● **Set problem**
Extract from the listing each line in which the word "fill" appears.

● **Records provided**
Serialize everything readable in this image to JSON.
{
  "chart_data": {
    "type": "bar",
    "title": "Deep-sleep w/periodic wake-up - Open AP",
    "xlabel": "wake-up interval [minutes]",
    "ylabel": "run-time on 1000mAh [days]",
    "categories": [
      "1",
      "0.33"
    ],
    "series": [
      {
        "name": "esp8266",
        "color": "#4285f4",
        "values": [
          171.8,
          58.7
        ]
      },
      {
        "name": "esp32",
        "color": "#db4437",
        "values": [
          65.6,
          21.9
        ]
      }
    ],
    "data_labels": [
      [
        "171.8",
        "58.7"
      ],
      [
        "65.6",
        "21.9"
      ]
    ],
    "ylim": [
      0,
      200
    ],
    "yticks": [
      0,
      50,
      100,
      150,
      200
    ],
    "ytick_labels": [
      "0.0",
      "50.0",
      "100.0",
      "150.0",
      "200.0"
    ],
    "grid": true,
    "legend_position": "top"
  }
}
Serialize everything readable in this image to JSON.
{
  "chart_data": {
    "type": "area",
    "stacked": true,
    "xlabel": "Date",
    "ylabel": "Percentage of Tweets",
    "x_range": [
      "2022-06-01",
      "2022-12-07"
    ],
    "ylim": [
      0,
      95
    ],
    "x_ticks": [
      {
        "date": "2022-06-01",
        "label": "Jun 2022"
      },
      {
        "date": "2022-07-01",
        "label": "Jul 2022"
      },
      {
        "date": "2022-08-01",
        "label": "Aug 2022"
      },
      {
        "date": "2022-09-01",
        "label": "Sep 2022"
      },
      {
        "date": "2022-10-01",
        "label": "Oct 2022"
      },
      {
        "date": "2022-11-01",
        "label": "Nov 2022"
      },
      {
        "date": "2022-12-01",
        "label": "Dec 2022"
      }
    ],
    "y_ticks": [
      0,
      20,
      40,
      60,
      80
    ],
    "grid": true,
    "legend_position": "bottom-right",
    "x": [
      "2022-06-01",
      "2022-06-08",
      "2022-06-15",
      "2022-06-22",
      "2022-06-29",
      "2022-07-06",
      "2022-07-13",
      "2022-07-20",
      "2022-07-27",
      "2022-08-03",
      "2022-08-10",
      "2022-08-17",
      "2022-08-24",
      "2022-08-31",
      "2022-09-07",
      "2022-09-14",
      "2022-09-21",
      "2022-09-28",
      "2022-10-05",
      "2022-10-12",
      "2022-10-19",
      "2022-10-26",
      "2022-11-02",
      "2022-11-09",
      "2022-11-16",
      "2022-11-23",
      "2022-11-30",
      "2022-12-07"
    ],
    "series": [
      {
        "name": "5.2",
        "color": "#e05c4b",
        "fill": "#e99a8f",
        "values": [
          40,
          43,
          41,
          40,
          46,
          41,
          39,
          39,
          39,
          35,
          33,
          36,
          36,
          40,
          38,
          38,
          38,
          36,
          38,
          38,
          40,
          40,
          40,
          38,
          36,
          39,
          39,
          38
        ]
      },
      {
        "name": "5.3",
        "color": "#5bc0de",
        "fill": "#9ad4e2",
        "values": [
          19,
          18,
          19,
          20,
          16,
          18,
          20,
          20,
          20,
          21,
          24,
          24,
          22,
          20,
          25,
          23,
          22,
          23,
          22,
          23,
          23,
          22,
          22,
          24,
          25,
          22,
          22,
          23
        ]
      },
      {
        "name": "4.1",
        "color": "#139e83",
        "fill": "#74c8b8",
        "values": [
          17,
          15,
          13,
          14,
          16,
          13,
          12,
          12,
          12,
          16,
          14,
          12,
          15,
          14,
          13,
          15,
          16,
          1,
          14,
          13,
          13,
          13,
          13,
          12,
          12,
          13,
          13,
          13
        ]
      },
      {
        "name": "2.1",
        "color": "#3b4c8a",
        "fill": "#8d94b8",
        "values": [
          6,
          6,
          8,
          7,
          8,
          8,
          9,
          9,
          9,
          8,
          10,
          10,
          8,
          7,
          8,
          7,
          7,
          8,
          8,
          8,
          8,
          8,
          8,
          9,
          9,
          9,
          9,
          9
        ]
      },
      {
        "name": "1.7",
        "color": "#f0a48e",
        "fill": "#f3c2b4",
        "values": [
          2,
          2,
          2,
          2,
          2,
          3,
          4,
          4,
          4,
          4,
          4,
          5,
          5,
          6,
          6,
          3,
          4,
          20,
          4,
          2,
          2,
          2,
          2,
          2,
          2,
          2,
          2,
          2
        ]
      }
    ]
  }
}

● **Worked answer**
        "fill": "#e99a8f",
        "fill": "#9ad4e2",
        "fill": "#74c8b8",
        "fill": "#8d94b8",
        "fill": "#f3c2b4",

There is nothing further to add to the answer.